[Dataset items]
**********
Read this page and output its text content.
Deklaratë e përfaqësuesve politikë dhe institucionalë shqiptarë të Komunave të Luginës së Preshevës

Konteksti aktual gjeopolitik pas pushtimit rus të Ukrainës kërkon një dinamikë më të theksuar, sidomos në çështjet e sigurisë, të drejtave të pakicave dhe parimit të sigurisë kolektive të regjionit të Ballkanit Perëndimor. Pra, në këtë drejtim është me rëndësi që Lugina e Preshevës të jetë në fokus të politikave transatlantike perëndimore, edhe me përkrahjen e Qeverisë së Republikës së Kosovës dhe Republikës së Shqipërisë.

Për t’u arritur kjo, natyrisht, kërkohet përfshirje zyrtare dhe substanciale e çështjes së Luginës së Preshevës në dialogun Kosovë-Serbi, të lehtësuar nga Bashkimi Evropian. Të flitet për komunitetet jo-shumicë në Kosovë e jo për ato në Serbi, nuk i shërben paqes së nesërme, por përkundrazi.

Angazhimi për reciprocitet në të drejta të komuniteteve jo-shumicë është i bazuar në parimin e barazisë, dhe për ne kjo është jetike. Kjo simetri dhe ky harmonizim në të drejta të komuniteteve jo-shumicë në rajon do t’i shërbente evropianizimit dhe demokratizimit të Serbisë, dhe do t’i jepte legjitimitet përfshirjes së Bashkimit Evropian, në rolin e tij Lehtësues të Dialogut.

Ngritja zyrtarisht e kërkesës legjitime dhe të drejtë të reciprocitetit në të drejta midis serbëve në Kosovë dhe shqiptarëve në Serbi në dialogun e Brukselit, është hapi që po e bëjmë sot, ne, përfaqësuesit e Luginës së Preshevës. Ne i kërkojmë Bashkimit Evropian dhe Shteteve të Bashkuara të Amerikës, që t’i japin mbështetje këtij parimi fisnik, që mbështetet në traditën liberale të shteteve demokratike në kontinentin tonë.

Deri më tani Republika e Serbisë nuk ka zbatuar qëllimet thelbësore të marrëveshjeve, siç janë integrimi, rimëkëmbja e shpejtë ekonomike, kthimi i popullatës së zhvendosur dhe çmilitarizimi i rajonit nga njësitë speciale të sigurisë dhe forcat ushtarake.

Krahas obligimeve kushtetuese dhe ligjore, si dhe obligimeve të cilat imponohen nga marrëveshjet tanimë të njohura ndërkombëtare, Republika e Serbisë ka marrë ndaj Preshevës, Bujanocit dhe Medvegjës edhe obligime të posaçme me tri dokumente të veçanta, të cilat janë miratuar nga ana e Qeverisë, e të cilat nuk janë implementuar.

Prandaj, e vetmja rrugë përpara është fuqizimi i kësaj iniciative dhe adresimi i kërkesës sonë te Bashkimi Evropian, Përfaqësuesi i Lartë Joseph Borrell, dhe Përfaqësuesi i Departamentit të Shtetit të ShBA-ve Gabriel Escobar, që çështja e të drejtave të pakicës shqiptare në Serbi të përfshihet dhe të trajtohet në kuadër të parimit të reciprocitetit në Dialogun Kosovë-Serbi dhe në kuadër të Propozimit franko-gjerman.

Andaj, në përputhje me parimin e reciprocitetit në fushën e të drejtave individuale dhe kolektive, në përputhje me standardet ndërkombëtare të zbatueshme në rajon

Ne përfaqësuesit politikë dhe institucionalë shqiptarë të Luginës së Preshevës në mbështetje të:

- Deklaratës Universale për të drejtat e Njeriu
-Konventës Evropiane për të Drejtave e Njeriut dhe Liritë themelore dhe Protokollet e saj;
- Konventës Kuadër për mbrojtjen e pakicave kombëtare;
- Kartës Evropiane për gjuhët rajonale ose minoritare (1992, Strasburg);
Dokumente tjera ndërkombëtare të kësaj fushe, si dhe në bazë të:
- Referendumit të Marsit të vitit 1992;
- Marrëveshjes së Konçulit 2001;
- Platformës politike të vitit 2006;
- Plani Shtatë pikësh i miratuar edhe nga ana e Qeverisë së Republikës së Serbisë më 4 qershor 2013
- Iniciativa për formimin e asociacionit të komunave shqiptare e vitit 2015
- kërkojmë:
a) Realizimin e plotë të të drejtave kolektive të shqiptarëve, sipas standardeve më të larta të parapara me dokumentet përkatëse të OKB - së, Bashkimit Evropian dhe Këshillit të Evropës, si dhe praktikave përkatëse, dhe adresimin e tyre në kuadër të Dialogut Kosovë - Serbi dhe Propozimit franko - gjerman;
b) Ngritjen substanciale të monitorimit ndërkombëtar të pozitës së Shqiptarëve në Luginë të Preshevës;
**********
▶ _Given instruction_
Note every line above where the string "Konventës" shows up, and copy those lines.

▶ _Solution to this task_
-Konventës Evropiane për të Drejtave e Njeriut dhe Liritë themelore dhe Protokollet e saj;
- Konventës Kuadër për mbrojtjen e pakicave kombëtare;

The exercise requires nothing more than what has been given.